WHAT NEEDS TO BE DONE. Restate the entries below word for word, omitting nothing.

Stored items.
<<<<

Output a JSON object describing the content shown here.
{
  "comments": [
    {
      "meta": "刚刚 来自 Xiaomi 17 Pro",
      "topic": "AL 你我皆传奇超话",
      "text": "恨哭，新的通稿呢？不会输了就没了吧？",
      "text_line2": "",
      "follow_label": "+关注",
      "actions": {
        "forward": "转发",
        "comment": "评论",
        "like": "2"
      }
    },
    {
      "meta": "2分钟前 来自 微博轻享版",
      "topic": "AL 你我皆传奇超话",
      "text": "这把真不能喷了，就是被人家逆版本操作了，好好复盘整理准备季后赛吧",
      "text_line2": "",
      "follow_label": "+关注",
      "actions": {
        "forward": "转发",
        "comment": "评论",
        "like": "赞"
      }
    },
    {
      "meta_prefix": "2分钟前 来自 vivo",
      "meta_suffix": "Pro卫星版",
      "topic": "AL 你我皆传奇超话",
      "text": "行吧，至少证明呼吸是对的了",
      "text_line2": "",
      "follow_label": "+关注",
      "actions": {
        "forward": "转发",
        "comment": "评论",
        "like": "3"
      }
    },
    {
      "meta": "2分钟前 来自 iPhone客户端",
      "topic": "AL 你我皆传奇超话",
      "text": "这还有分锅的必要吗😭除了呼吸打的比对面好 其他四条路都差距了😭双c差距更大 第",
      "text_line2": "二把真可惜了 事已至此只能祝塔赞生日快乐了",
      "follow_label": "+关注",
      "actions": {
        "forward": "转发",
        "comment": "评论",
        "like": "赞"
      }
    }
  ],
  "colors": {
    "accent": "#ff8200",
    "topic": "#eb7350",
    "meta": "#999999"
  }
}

>>>>

EXERCISE RESULT.
Output a JSON object describing the content shown here.
{
  "comments": [
    {
      "meta": "刚刚 来自 Xiaomi 17 Pro",
      "topic": "AL 你我皆传奇超话",
      "text": "恨哭，新的通稿呢？不会输了就没了吧？",
      "text_line2": "",
      "follow_label": "+关注",
      "actions": {
        "forward": "转发",
        "comment": "评论",
        "like": "2"
      }
    },
    {
      "meta": "2分钟前 来自 微博轻享版",
      "topic": "AL 你我皆传奇超话",
      "text": "这把真不能喷了，就是被人家逆版本操作了，好好复盘整理准备季后赛吧",
      "text_line2": "",
      "follow_label": "+关注",
      "actions": {
        "forward": "转发",
        "comment": "评论",
        "like": "赞"
      }
    },
    {
      "meta_prefix": "2分钟前 来自 vivo",
      "meta_suffix": "Pro卫星版",
      "topic": "AL 你我皆传奇超话",
      "text": "行吧，至少证明呼吸是对的了",
      "text_line2": "",
      "follow_label": "+关注",
      "actions": {
        "forward": "转发",
        "comment": "评论",
        "like": "3"
      }
    },
    {
      "meta": "2分钟前 来自 iPhone客户端",
      "topic": "AL 你我皆传奇超话",
      "text": "这还有分锅的必要吗😭除了呼吸打的比对面好 其他四条路都差距了😭双c差距更大 第",
      "text_line2": "二把真可惜了 事已至此只能祝塔赞生日快乐了",
      "follow_label": "+关注",
      "actions": {
        "forward": "转发",
        "comment": "评论",
        "like": "赞"
      }
    }
  ],
  "colors": {
    "accent": "#ff8200",
    "topic": "#eb7350",
    "meta": "#999999"
  }
}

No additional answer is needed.